● Goal of the exercise: In the data that follows, count every line holding the string "Skills" and give the count alone.
◆ ◆ ◆
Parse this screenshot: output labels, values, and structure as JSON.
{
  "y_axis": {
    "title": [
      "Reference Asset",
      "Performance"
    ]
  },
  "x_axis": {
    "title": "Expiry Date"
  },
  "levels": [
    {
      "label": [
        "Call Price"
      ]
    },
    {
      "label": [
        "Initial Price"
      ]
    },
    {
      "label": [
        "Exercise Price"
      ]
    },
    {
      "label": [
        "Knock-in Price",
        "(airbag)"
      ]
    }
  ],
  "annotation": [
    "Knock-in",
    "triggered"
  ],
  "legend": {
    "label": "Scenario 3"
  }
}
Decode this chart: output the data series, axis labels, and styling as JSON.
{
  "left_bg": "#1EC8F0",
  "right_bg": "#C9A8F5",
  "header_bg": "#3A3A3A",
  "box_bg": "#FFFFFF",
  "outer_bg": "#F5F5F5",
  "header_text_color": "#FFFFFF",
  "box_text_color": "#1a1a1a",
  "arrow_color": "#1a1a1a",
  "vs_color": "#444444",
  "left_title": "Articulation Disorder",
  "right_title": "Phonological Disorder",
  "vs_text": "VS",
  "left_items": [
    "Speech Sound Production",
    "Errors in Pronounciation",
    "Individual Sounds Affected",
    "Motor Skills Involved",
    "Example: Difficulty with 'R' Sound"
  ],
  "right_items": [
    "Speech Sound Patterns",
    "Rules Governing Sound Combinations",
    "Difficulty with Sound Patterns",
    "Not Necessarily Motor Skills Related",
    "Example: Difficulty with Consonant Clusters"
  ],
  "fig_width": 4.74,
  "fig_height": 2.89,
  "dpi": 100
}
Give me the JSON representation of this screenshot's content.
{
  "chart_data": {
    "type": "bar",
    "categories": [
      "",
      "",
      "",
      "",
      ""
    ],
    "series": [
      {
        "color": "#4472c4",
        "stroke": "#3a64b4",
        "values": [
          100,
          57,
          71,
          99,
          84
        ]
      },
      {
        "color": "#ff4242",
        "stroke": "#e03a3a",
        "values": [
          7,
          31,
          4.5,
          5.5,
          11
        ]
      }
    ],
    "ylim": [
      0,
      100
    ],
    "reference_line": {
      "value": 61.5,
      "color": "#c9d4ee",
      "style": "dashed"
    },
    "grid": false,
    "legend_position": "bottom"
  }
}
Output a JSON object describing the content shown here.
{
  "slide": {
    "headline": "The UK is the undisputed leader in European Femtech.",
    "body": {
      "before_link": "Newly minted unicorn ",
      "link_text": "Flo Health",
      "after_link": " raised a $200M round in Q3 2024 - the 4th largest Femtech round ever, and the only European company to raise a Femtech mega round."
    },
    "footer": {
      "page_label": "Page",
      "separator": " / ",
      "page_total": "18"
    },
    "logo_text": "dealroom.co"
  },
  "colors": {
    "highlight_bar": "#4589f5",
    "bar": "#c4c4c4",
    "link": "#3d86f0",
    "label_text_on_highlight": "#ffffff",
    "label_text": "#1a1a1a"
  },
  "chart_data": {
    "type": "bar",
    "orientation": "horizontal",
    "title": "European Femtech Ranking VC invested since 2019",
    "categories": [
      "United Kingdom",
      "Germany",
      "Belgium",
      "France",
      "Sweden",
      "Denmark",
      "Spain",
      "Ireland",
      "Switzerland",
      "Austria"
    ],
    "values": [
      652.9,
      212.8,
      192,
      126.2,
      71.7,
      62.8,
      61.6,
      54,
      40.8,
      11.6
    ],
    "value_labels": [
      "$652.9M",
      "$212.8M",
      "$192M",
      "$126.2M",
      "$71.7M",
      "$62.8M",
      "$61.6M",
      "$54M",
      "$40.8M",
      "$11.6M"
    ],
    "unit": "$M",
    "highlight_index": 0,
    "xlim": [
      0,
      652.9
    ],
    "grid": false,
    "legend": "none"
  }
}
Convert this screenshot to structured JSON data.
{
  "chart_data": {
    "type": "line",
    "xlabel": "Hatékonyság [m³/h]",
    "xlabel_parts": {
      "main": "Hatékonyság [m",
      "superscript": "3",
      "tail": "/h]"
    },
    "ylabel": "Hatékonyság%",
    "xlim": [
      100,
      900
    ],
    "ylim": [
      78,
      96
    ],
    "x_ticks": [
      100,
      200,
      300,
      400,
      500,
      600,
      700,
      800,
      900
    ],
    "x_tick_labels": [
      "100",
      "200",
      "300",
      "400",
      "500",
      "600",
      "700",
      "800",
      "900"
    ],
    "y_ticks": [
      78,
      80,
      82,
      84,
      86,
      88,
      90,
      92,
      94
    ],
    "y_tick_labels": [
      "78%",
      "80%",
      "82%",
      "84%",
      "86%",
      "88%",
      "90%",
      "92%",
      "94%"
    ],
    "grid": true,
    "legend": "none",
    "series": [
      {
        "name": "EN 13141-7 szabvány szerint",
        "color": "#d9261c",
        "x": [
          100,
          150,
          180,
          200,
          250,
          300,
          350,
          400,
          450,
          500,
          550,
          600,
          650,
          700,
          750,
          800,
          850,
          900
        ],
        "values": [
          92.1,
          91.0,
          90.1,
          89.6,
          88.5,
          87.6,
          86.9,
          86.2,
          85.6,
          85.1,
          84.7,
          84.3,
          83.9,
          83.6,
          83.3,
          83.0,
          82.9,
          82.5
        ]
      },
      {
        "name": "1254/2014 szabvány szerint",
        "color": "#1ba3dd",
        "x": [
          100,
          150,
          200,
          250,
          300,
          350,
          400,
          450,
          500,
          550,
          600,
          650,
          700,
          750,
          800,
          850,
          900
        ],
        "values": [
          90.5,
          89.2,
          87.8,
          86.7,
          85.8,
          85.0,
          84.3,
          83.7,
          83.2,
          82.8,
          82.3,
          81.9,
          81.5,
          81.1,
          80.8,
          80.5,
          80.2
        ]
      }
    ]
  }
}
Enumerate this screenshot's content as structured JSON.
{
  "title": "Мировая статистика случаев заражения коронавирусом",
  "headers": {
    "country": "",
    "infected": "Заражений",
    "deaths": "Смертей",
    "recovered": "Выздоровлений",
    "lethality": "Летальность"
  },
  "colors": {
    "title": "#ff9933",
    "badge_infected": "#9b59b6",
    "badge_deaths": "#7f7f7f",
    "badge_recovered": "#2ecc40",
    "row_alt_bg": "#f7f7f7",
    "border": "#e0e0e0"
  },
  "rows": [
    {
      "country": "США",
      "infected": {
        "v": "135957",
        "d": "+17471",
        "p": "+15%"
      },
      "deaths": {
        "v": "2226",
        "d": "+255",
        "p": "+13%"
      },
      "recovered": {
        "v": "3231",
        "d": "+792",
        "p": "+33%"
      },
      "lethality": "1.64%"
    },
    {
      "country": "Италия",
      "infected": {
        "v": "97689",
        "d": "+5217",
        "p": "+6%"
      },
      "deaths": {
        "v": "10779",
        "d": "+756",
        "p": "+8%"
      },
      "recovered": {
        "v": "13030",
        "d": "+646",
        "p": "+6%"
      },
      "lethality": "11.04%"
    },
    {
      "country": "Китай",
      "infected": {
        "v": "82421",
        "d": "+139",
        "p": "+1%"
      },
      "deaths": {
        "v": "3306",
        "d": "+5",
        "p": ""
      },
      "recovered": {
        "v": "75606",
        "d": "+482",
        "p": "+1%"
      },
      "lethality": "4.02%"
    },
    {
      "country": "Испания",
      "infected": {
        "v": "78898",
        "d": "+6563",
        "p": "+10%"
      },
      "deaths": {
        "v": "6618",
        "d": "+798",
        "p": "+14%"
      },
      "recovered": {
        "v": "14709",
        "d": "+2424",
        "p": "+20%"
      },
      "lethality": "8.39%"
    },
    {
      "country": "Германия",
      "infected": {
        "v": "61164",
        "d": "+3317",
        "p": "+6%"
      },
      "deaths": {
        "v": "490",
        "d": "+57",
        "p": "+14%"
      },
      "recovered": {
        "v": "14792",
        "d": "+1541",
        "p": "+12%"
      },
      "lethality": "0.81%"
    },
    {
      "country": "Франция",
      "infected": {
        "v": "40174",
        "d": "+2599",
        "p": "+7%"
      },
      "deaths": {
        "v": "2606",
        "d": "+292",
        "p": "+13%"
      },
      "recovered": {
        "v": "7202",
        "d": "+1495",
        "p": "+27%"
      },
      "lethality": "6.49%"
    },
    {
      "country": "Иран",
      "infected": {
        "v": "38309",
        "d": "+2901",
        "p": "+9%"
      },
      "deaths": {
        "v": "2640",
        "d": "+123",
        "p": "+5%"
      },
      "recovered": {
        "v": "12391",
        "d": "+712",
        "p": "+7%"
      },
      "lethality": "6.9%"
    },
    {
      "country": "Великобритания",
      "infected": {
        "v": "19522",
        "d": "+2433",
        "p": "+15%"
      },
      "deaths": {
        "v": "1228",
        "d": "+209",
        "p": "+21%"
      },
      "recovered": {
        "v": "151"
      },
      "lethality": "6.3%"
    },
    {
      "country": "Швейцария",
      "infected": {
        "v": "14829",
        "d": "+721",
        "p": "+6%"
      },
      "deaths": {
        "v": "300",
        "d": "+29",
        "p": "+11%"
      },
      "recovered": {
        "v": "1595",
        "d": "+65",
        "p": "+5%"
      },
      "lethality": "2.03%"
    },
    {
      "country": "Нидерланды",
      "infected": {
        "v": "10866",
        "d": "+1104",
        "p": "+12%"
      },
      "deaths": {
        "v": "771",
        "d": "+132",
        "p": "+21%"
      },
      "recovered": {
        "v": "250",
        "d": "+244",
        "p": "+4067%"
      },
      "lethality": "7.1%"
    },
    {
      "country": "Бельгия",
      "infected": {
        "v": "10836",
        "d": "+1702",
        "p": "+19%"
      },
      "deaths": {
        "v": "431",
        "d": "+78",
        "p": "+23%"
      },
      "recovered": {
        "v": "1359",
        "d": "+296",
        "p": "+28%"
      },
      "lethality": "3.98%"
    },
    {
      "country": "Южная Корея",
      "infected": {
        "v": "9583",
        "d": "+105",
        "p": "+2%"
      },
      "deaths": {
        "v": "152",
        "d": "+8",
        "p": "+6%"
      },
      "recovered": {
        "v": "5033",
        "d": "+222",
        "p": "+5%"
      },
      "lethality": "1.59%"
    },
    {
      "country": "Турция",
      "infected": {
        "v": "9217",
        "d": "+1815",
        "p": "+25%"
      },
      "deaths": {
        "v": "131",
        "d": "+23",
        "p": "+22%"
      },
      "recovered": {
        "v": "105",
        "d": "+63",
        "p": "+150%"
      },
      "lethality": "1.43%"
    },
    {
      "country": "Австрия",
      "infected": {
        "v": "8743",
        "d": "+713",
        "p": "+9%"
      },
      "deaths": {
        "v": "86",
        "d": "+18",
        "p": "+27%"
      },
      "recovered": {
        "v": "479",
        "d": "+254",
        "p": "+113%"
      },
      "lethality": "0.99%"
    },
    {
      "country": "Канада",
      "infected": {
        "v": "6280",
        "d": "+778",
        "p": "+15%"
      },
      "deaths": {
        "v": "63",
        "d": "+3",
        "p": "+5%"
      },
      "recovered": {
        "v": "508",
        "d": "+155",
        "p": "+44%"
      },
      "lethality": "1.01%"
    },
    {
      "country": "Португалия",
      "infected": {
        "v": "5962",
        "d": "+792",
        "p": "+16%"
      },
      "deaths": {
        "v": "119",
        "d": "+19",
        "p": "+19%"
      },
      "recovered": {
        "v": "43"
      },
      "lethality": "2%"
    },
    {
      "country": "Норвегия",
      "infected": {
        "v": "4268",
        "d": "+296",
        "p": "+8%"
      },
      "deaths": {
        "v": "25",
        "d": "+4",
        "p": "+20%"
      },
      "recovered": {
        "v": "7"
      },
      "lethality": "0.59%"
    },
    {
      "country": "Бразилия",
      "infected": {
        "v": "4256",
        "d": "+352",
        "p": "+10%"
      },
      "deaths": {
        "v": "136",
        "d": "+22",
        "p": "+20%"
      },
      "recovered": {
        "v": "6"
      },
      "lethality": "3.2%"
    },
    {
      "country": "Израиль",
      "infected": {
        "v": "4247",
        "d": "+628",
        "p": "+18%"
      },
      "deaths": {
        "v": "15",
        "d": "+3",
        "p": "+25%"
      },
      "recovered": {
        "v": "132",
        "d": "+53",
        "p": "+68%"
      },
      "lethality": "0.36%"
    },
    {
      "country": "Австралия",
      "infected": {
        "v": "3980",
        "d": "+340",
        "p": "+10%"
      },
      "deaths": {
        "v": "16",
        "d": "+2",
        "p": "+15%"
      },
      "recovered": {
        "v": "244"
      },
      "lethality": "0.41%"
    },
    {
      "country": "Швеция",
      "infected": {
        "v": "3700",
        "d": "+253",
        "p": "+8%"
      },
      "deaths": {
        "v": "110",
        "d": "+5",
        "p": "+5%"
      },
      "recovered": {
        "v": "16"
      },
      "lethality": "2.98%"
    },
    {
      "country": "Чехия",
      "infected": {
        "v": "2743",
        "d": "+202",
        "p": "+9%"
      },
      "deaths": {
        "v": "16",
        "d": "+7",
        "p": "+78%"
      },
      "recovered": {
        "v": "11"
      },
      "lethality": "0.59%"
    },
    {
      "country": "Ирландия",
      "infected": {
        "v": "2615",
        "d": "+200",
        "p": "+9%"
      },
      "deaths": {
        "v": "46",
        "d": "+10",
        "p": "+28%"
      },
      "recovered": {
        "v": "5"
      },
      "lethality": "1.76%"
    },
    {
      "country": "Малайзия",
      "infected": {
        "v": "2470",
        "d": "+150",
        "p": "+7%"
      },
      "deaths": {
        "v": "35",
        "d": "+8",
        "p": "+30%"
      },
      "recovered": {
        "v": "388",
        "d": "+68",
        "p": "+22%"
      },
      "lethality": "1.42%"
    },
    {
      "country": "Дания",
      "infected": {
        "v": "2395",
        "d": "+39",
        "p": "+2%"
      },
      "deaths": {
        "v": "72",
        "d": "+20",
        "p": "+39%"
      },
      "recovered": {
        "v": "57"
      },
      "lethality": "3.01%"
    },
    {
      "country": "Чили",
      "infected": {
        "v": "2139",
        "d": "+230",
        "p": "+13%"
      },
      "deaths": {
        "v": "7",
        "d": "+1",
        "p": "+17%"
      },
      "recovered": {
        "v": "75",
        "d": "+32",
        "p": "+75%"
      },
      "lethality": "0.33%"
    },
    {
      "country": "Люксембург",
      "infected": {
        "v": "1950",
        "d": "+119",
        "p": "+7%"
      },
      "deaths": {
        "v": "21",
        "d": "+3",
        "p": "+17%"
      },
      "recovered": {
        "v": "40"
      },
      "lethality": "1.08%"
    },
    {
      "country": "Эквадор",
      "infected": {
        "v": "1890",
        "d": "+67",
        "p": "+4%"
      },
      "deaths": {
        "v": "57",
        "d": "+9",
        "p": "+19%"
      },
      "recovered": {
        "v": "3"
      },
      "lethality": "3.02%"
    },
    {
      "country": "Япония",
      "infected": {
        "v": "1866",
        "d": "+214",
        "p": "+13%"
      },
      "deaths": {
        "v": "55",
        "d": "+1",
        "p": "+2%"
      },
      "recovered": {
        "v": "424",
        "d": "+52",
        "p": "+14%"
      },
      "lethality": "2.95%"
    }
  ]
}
◆ ◆ ◆
● Result below: 2